▶ **Brief**
Locate every line in the records below that contains the word "Mittlerer", and copy each one.
-- start Supplied records --
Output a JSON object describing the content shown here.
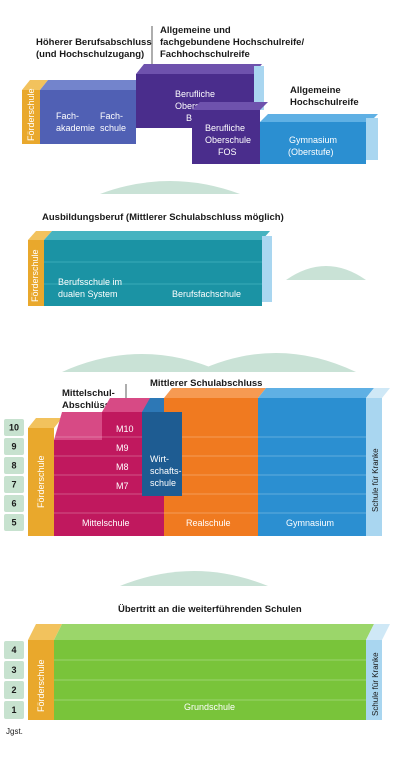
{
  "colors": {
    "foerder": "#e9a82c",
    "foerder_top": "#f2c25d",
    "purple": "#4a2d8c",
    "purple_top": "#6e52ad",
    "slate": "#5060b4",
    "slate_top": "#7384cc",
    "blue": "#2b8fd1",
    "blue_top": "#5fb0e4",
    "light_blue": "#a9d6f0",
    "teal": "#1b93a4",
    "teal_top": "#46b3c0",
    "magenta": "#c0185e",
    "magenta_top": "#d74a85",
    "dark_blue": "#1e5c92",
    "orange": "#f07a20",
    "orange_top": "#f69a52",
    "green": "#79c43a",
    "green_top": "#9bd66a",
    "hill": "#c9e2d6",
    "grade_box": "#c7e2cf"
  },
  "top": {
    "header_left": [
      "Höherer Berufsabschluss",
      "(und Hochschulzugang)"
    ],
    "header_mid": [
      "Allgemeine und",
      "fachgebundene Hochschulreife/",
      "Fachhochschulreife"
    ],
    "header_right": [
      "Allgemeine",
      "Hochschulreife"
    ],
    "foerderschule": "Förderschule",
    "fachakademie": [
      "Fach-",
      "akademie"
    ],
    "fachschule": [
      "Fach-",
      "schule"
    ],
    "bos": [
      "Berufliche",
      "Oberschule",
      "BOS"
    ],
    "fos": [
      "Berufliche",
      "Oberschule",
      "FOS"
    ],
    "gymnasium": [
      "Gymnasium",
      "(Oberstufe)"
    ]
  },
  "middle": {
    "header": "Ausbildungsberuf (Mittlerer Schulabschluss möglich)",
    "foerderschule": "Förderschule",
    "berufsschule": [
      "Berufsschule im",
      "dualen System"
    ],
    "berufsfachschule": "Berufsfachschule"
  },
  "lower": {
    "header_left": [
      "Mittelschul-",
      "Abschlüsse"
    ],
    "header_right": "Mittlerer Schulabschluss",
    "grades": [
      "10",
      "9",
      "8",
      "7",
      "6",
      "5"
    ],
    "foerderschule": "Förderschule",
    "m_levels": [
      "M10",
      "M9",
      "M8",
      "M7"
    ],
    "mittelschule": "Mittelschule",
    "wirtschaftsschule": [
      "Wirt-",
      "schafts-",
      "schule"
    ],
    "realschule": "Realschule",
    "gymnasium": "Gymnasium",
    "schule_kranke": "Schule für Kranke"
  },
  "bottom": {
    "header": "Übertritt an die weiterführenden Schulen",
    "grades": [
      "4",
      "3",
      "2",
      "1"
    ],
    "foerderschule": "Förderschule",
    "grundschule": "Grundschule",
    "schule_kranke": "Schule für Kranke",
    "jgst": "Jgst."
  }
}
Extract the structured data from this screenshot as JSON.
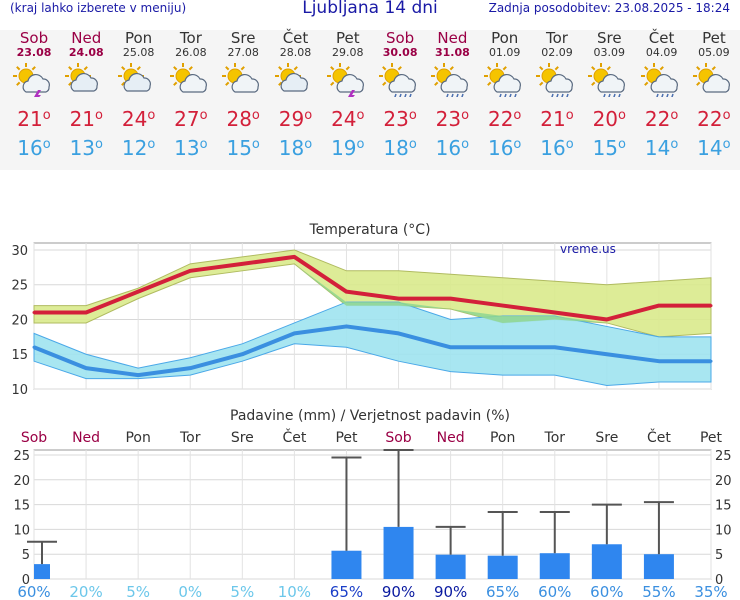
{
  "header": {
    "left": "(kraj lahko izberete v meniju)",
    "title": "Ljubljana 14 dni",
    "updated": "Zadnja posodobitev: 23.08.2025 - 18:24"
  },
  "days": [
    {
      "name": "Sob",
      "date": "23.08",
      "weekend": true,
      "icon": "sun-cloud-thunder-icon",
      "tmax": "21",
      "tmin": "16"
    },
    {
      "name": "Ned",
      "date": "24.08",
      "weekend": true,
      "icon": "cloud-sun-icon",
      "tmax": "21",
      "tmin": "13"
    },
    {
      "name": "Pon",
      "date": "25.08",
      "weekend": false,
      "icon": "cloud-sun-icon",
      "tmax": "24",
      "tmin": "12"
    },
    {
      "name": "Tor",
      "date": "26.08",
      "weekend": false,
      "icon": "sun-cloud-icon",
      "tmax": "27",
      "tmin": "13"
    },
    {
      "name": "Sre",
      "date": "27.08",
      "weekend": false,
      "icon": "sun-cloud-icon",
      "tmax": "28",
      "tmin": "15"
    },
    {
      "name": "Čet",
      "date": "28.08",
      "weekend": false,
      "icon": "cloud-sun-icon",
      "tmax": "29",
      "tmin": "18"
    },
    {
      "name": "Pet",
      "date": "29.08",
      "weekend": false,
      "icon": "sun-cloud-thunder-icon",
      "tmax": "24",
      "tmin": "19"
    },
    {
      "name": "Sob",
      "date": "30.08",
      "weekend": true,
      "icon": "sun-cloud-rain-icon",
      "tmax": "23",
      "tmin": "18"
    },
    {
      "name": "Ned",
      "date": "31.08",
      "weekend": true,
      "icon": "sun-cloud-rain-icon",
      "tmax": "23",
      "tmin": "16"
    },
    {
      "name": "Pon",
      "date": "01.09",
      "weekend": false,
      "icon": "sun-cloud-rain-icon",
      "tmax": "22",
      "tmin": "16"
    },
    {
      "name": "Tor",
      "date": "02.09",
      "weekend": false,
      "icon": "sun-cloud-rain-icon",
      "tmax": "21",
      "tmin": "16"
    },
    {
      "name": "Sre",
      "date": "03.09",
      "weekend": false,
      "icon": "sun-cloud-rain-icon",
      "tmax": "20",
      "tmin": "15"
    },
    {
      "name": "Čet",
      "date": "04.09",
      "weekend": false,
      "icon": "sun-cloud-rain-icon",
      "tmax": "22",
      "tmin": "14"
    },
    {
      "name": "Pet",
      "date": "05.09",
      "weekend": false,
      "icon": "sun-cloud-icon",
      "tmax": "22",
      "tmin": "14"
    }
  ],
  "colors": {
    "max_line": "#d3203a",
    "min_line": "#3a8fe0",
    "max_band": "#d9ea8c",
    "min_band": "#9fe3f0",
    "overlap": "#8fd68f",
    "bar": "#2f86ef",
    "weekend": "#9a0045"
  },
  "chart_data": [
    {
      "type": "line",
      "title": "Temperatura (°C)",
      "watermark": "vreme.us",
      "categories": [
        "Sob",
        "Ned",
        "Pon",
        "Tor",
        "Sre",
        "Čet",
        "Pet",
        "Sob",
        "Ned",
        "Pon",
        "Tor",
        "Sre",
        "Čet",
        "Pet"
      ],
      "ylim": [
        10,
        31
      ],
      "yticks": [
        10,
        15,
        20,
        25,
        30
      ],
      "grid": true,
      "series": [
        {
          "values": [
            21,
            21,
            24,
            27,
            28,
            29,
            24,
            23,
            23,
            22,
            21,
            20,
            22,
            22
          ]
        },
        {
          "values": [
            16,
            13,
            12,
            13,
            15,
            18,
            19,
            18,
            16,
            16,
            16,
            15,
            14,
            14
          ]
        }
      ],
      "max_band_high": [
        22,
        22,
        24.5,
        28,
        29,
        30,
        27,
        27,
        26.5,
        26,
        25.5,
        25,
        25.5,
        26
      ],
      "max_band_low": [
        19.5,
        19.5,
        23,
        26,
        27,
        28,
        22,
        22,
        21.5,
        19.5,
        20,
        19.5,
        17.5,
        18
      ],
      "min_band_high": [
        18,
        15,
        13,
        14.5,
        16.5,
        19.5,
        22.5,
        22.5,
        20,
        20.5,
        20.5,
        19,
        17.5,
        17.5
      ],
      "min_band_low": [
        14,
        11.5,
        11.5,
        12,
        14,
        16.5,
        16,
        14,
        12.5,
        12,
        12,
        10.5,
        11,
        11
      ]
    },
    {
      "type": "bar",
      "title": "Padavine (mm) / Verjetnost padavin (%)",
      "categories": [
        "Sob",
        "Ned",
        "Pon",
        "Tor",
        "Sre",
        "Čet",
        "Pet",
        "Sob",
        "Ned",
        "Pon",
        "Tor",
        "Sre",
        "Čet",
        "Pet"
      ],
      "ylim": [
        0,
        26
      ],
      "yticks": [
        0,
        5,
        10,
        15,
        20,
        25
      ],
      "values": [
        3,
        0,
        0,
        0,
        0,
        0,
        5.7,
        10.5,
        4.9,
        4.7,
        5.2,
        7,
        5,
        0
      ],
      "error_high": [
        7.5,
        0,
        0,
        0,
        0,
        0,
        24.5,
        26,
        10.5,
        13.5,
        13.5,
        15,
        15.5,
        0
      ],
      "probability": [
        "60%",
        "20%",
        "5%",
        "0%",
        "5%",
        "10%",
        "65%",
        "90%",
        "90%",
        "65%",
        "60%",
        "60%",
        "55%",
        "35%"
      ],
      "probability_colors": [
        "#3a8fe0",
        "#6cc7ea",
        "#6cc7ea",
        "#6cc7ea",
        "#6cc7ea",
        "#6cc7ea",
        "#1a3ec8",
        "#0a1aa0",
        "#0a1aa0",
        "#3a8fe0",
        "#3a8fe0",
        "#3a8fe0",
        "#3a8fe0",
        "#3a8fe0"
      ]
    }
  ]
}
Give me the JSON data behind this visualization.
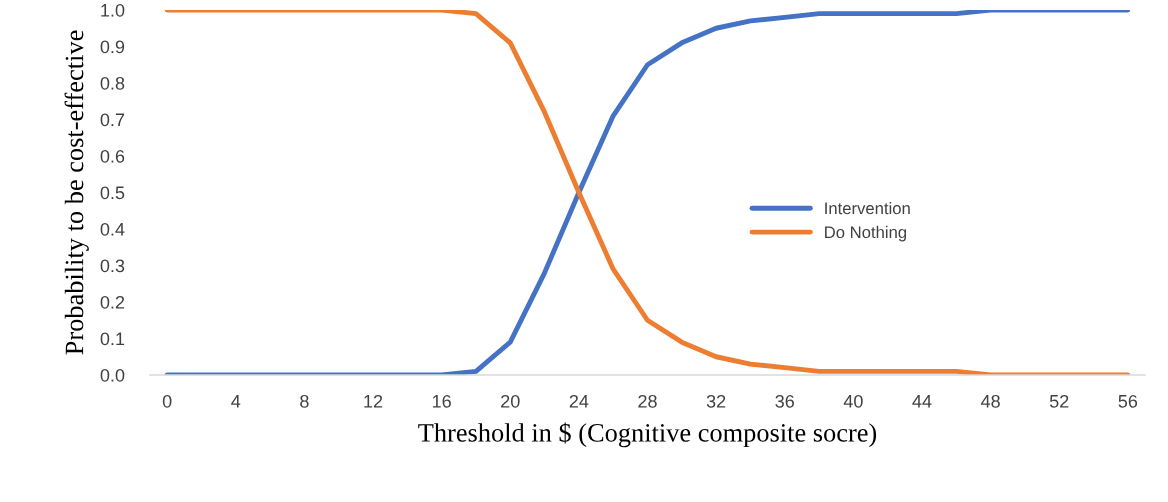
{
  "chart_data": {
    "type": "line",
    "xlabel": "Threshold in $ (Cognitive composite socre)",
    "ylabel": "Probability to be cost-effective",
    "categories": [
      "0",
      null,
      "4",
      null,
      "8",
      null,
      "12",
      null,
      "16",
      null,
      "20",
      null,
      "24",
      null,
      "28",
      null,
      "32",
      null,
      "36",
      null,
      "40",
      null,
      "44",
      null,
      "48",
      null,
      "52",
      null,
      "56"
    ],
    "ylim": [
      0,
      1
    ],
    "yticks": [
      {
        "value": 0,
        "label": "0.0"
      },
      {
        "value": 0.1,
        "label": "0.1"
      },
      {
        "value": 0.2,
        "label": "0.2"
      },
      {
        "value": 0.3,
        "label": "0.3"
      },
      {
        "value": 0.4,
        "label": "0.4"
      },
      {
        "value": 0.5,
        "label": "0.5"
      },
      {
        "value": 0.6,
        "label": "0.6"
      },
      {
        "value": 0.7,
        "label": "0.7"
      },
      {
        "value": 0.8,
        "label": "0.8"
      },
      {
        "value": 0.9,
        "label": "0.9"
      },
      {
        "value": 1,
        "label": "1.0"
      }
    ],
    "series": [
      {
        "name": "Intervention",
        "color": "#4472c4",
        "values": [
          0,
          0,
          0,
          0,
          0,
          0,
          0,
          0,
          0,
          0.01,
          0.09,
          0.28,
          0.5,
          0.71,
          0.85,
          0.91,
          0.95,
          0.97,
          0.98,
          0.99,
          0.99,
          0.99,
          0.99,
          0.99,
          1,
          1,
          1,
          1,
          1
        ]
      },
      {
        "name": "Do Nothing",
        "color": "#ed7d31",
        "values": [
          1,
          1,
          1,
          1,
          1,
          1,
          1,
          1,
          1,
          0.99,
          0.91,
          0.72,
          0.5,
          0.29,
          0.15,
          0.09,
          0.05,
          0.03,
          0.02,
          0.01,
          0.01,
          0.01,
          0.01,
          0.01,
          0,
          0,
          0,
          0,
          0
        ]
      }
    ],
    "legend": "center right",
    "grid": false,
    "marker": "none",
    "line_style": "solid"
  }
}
-- end Supplied records --
▶ **Worked solution**
    "header": "Ausbildungsberuf (Mittlerer Schulabschluss möglich)",
    "header_right": "Mittlerer Schulabschluss",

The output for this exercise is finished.